▸ **SHORT EXERCISE**: Present each line of the entries below that holds the word "arbitration".

[Collection entries]
# # # # # # #

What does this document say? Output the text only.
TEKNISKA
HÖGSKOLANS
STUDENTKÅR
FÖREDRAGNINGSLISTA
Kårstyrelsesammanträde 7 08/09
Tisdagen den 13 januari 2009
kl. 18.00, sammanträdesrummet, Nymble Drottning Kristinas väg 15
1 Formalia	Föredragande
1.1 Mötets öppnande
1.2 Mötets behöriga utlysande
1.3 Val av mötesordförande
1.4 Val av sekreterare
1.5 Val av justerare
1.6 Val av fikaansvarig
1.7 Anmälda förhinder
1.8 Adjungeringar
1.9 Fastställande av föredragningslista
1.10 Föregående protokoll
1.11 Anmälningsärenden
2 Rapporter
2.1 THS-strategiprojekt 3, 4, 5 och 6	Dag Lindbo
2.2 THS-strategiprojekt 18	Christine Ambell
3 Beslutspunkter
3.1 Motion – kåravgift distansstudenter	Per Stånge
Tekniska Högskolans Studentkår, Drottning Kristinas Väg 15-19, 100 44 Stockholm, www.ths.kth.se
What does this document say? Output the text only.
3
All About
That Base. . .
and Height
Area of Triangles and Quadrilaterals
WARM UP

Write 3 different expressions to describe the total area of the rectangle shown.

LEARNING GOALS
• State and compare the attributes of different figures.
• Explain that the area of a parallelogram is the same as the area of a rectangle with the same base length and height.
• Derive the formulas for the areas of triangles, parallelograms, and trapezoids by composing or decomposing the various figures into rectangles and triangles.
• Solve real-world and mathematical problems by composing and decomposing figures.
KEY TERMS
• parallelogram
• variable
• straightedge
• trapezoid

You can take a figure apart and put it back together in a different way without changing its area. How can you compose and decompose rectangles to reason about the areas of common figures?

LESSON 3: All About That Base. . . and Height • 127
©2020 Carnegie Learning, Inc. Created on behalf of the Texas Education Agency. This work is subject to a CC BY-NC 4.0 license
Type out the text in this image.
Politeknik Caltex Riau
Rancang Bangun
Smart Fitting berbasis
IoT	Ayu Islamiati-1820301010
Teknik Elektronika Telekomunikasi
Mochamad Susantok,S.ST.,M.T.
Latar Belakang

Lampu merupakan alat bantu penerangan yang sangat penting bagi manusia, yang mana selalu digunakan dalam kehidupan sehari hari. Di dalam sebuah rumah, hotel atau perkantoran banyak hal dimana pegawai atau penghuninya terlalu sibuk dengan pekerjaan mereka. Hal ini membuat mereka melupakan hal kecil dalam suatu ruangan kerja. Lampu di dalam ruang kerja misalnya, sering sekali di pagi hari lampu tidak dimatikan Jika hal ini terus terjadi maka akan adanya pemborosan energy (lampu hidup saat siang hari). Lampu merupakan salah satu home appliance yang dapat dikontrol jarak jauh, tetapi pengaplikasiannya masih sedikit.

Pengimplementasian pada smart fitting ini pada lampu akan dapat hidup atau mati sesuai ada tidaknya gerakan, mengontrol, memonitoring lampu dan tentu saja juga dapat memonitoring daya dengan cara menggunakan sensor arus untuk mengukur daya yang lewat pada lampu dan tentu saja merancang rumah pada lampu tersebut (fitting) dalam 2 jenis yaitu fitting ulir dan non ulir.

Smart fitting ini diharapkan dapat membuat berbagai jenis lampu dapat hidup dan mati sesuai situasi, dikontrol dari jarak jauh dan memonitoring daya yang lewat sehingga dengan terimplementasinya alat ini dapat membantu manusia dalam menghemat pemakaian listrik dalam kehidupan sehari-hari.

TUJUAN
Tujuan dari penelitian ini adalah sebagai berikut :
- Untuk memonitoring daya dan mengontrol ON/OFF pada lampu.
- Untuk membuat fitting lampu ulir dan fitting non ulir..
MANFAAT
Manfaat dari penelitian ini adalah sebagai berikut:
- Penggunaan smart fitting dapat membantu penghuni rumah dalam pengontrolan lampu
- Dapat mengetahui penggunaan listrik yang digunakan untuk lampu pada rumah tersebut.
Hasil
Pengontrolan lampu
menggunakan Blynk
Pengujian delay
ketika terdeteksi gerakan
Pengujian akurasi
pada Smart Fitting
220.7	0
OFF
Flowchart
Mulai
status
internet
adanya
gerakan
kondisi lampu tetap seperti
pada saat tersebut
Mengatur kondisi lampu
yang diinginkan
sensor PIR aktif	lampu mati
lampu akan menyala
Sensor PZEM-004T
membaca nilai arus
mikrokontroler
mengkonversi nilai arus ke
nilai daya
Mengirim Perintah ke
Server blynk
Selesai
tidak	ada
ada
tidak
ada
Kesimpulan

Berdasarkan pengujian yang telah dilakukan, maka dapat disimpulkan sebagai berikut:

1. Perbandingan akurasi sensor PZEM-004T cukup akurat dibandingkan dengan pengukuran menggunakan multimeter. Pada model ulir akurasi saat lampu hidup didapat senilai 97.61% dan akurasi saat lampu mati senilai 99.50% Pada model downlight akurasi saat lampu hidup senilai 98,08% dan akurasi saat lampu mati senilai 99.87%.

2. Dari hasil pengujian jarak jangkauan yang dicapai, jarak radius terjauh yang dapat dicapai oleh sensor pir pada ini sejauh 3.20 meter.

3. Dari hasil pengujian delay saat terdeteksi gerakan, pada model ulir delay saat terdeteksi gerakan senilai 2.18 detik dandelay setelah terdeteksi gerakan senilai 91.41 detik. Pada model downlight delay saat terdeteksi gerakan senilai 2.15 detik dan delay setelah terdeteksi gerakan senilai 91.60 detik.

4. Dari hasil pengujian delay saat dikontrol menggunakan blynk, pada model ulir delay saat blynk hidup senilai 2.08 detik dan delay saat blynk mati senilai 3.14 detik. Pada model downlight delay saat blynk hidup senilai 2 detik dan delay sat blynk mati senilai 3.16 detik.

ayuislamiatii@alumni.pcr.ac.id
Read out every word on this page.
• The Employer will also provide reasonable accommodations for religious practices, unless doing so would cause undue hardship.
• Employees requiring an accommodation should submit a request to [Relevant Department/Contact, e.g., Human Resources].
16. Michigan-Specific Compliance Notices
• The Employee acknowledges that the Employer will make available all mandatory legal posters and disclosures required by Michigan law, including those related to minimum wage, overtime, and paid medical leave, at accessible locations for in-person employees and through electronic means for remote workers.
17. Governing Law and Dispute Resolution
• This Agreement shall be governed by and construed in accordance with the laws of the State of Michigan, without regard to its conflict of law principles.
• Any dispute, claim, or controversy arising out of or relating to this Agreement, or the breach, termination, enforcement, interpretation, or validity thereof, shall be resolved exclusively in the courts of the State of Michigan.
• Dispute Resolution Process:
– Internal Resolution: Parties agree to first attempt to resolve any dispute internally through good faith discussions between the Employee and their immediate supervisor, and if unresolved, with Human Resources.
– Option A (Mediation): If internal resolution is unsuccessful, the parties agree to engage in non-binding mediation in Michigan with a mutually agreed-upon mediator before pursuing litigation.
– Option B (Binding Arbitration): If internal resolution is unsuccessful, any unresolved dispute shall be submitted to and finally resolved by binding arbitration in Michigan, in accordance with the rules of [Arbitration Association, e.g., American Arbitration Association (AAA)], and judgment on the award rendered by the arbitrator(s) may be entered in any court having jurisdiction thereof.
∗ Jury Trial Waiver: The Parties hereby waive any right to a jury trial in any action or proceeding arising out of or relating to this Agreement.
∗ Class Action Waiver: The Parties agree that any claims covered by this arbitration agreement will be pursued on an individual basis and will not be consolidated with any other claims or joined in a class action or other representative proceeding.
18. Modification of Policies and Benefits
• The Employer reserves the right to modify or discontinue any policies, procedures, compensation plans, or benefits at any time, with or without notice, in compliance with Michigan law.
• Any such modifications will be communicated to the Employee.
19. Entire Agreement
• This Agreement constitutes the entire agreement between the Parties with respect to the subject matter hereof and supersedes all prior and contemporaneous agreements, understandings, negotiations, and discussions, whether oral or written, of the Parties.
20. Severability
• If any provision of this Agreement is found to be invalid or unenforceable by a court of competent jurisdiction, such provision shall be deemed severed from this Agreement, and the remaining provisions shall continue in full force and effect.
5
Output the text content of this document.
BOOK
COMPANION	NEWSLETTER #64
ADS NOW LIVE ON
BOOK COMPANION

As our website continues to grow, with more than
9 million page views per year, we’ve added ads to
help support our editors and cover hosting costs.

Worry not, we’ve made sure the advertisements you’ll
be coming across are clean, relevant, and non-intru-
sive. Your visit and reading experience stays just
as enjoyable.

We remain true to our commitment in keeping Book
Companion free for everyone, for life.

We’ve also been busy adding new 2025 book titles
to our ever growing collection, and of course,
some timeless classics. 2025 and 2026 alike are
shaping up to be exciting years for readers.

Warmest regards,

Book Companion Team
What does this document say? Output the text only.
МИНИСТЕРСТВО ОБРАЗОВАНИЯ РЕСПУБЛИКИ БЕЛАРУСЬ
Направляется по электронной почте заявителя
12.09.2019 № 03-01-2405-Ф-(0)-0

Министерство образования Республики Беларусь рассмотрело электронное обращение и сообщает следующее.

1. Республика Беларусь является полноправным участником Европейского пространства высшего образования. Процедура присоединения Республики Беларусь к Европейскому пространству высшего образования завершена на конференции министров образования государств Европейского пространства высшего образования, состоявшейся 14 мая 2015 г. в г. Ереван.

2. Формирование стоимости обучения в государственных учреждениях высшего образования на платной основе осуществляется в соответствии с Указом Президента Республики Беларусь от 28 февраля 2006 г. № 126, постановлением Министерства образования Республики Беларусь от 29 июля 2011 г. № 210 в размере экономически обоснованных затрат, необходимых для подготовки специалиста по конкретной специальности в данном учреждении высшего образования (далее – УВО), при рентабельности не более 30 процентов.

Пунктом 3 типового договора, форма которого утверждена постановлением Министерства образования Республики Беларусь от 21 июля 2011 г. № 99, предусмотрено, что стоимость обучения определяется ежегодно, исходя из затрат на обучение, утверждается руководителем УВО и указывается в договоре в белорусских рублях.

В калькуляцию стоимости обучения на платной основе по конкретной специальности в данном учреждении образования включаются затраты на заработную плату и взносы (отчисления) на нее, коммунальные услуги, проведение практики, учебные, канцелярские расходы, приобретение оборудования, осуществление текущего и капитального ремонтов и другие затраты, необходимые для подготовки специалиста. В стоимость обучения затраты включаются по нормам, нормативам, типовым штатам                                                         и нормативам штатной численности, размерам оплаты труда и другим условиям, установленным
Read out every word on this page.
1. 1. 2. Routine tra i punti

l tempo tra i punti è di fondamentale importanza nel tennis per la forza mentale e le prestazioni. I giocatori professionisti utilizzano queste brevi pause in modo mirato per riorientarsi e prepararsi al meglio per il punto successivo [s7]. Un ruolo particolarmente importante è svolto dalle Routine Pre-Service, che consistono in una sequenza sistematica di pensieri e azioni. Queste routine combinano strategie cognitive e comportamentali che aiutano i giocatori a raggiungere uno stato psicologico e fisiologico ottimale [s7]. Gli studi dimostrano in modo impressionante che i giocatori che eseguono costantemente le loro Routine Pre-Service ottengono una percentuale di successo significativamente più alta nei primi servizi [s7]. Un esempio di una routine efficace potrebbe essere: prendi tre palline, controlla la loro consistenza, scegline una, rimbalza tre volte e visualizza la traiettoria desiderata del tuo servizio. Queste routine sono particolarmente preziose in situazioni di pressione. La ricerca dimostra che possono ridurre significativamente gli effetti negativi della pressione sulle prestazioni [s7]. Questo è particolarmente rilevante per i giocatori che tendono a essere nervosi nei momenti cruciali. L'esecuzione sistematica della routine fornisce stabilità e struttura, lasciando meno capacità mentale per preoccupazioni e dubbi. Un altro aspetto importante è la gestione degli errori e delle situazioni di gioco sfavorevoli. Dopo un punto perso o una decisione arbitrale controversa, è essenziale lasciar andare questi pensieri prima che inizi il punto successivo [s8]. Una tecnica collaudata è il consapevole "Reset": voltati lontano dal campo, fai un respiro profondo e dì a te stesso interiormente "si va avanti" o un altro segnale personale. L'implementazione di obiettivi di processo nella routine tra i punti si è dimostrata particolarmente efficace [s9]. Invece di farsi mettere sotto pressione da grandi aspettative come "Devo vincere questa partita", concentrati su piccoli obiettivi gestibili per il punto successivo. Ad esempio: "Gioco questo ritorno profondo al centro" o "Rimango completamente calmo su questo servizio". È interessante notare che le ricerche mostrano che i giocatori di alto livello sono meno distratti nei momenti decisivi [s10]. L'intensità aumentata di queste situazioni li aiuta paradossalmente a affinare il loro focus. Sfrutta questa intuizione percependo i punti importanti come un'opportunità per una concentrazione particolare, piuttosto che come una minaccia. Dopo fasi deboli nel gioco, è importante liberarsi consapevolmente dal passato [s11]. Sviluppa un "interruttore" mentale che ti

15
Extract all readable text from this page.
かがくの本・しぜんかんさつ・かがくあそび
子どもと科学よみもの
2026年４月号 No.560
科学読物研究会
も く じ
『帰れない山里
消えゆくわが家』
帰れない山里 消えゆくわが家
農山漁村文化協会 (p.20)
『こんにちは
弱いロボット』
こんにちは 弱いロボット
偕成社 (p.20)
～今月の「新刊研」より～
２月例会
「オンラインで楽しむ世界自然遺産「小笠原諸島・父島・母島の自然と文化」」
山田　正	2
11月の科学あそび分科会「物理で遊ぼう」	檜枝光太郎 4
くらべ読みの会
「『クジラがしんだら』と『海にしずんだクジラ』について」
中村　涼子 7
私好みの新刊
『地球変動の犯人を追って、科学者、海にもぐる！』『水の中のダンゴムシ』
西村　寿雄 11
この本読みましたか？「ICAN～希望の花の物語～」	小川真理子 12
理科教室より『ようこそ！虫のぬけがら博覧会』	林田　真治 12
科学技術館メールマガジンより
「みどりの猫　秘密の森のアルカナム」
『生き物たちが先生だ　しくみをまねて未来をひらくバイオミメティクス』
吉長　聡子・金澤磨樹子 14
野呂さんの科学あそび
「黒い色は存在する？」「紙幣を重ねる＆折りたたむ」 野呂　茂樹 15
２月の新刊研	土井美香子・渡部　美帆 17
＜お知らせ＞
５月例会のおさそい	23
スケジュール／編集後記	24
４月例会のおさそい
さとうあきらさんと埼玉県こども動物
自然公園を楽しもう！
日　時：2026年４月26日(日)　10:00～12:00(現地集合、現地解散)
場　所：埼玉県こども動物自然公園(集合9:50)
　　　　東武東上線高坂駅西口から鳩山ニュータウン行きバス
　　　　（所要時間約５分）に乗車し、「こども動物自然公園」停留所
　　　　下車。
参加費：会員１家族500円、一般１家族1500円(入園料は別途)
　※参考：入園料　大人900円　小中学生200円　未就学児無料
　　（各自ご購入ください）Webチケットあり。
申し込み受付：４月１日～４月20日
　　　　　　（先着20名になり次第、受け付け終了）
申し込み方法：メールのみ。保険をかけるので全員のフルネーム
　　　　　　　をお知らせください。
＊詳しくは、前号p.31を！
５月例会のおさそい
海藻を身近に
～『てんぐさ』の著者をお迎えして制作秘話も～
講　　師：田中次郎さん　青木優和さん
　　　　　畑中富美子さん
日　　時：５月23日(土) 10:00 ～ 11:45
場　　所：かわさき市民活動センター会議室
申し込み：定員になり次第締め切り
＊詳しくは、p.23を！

# # # # # # #

▸ **TASK SOLUTION**:
– Option B (Binding Arbitration): If internal resolution is unsuccessful, any unresolved dispute shall be submitted to and finally resolved by binding arbitration in Michigan, in accordance with the rules of [Arbitration Association, e.g., American Arbitration Association (AAA)], and judgment on the award rendered by the arbitrator(s) may be entered in any court having jurisdiction thereof.
∗ Class Action Waiver: The Parties agree that any claims covered by this arbitration agreement will be pursued on an individual basis and will not be consolidated with any other claims or joined in a class action or other representative proceeding.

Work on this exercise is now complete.